**Written exercise**
Look through the records below and collect all lines that hold the string "一类地区".

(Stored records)
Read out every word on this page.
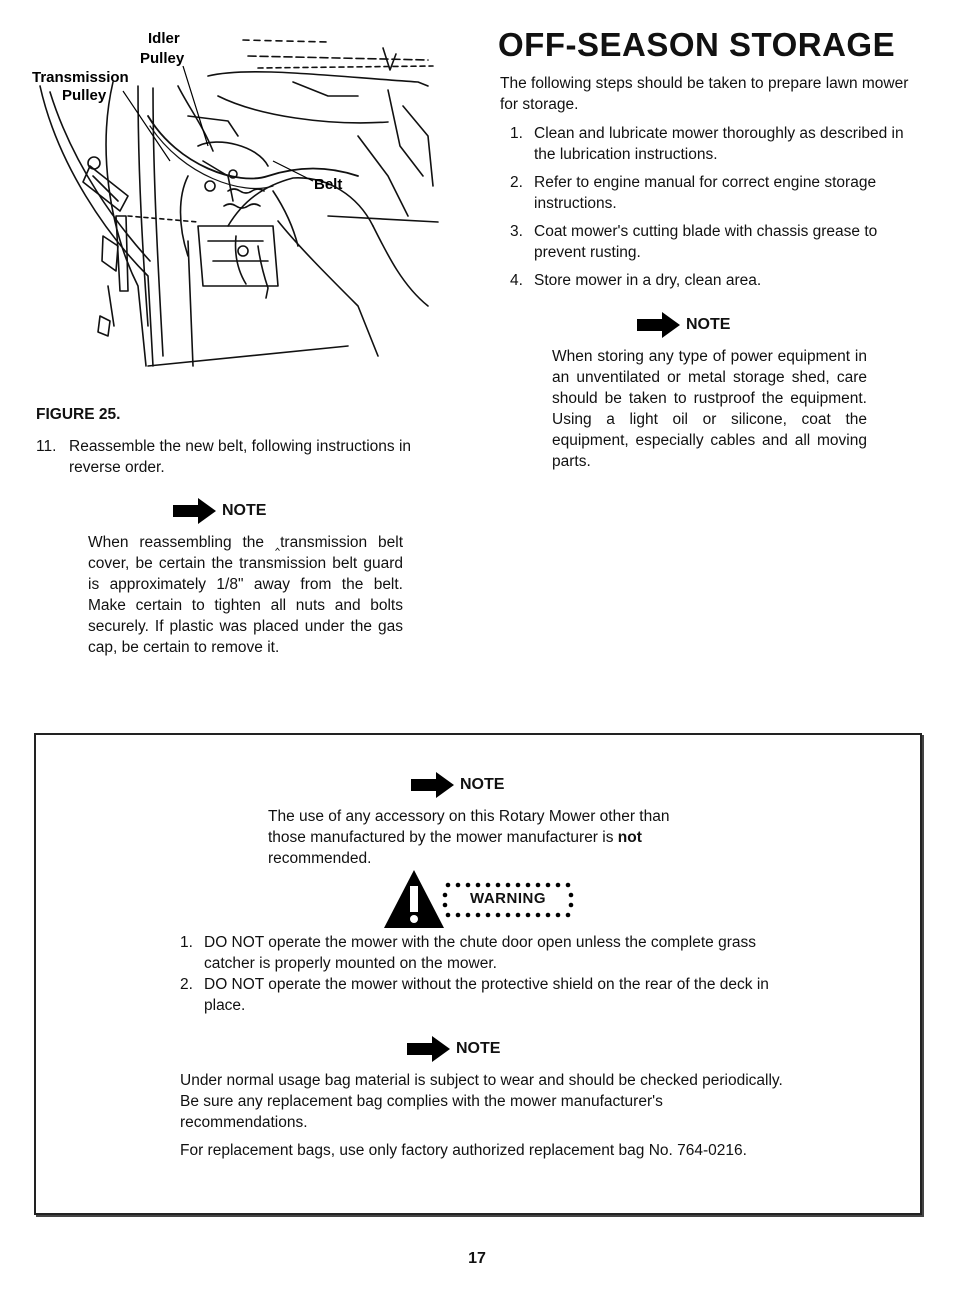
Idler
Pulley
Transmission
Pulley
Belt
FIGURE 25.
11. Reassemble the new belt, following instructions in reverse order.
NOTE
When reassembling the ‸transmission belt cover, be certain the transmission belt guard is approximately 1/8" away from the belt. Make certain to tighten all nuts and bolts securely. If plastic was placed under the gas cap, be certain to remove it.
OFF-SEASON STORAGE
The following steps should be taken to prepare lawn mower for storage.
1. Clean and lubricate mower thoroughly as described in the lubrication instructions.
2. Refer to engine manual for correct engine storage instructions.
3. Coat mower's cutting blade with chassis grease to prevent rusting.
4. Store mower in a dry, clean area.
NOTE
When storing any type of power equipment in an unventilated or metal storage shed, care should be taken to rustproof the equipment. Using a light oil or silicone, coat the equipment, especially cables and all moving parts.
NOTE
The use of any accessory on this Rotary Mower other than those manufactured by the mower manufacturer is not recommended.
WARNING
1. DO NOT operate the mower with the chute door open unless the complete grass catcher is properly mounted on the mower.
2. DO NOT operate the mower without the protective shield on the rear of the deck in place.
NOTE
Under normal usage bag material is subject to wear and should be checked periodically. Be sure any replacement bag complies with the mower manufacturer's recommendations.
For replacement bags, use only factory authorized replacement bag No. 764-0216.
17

--

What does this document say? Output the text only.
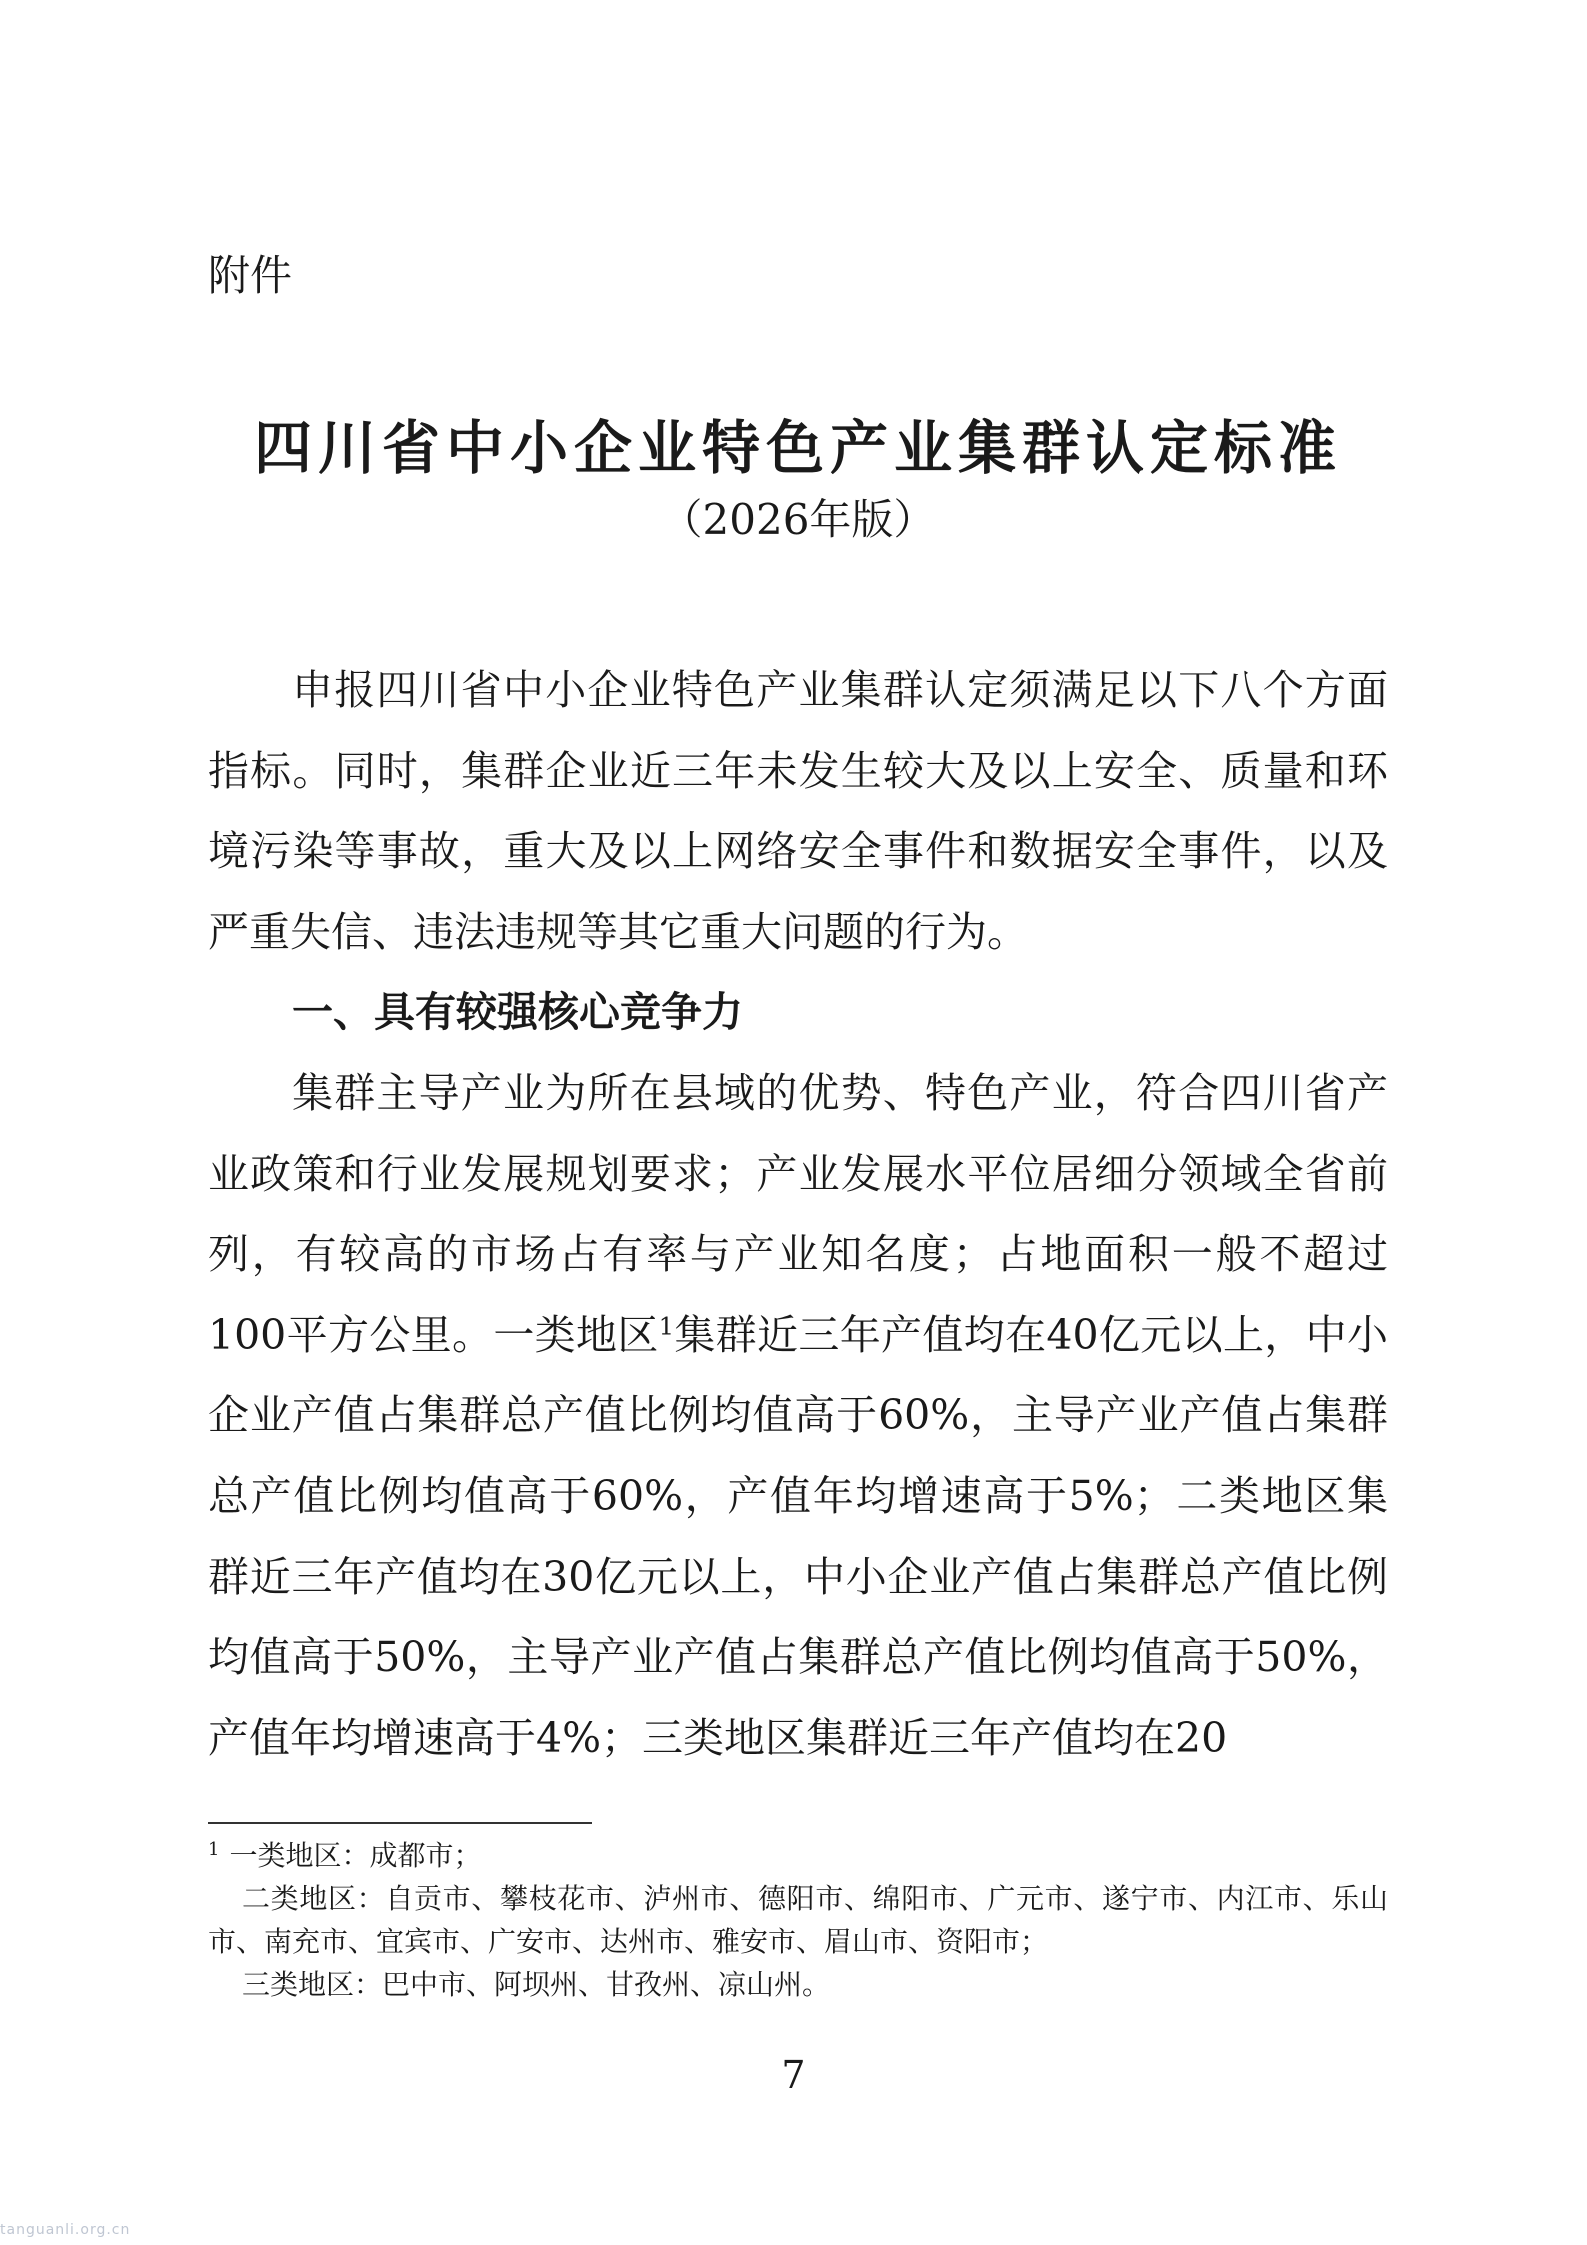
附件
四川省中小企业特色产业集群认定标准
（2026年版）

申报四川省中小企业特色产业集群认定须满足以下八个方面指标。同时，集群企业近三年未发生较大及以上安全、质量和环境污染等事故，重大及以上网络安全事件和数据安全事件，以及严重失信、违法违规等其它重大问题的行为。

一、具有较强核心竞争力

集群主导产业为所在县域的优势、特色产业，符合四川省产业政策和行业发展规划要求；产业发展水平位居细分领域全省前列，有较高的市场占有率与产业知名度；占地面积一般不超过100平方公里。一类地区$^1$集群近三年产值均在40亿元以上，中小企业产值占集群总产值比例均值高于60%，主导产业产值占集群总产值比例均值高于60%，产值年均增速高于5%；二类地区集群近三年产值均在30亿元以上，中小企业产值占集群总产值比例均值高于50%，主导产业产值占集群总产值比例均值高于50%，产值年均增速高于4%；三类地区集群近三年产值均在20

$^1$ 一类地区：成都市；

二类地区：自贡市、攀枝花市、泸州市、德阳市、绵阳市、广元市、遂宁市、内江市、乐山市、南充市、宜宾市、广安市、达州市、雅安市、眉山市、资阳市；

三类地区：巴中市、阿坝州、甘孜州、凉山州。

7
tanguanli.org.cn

**Response below**
集群主导产业为所在县域的优势、特色产业，符合四川省产业政策和行业发展规划要求；产业发展水平位居细分领域全省前列，有较高的市场占有率与产业知名度；占地面积一般不超过100平方公里。一类地区$^1$集群近三年产值均在40亿元以上，中小企业产值占集群总产值比例均值高于60%，主导产业产值占集群总产值比例均值高于60%，产值年均增速高于5%；二类地区集群近三年产值均在30亿元以上，中小企业产值占集群总产值比例均值高于50%，主导产业产值占集群总产值比例均值高于50%，产值年均增速高于4%；三类地区集群近三年产值均在20
$^1$ 一类地区：成都市；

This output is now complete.